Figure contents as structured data
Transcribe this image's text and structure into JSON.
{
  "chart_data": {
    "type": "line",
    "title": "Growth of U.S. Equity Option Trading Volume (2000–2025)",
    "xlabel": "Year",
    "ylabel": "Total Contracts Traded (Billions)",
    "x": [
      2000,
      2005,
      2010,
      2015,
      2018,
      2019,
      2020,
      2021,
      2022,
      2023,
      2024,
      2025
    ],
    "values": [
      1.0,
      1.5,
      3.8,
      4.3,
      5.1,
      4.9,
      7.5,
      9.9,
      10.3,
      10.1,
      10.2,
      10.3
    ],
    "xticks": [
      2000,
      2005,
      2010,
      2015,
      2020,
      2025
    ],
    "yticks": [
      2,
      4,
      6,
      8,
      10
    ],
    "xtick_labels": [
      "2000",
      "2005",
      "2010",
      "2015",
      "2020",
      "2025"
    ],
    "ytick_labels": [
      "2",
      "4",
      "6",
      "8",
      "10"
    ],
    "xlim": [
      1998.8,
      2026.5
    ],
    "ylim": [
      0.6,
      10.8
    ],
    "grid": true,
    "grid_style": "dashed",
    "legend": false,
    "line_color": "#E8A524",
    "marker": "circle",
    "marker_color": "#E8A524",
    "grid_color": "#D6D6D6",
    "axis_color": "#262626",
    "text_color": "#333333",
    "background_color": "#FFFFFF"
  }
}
* * *
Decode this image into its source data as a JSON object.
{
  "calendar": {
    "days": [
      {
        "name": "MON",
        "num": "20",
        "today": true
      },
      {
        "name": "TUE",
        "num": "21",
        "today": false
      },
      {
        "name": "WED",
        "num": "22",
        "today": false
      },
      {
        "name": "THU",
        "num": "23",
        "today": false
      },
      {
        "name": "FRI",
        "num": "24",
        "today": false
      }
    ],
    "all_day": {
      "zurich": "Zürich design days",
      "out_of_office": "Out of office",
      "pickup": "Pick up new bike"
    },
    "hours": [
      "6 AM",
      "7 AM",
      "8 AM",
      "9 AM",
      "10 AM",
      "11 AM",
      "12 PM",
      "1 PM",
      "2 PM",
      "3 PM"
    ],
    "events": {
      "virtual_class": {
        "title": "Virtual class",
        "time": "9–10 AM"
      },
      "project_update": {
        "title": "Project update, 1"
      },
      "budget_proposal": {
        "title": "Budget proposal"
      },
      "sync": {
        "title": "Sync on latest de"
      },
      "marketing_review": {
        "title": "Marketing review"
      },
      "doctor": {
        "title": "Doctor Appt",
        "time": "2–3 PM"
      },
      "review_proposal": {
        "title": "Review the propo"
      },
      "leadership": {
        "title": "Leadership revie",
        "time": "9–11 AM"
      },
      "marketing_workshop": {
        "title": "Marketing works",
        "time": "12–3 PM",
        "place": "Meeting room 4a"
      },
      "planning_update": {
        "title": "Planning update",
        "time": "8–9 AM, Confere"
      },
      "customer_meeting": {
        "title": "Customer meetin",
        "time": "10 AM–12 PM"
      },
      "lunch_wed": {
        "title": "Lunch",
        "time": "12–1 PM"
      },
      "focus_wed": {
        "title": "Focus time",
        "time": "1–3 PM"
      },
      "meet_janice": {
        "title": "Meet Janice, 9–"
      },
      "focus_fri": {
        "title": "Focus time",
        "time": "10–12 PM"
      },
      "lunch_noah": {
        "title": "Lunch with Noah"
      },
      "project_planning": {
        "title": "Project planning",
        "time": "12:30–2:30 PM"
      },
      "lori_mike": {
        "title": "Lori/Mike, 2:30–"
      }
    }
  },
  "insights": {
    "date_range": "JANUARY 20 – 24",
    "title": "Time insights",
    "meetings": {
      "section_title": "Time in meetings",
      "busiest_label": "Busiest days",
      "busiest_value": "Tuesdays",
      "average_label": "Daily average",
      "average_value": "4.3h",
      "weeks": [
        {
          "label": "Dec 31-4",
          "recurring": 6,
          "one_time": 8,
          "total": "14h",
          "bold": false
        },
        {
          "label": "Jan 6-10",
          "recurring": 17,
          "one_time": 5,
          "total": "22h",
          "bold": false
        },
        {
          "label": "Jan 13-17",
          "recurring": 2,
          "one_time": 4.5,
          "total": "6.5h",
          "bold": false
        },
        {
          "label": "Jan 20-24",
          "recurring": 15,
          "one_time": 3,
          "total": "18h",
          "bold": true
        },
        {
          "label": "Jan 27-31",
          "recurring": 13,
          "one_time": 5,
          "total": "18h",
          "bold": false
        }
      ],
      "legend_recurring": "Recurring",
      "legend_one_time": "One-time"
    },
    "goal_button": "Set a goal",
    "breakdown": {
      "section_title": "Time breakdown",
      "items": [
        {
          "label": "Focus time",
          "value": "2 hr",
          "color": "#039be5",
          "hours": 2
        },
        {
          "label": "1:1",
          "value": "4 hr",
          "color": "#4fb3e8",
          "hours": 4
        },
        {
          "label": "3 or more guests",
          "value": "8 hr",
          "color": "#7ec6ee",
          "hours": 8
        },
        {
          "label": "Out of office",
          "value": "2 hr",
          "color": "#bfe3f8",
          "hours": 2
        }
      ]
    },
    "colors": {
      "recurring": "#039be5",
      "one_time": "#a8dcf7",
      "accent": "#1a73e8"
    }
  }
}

[Instruction] Find the word "office" in the entries, and copy every line it shows up in.

[Response to this task]
      "out_of_office": "Out of office",
          "label": "Out of office",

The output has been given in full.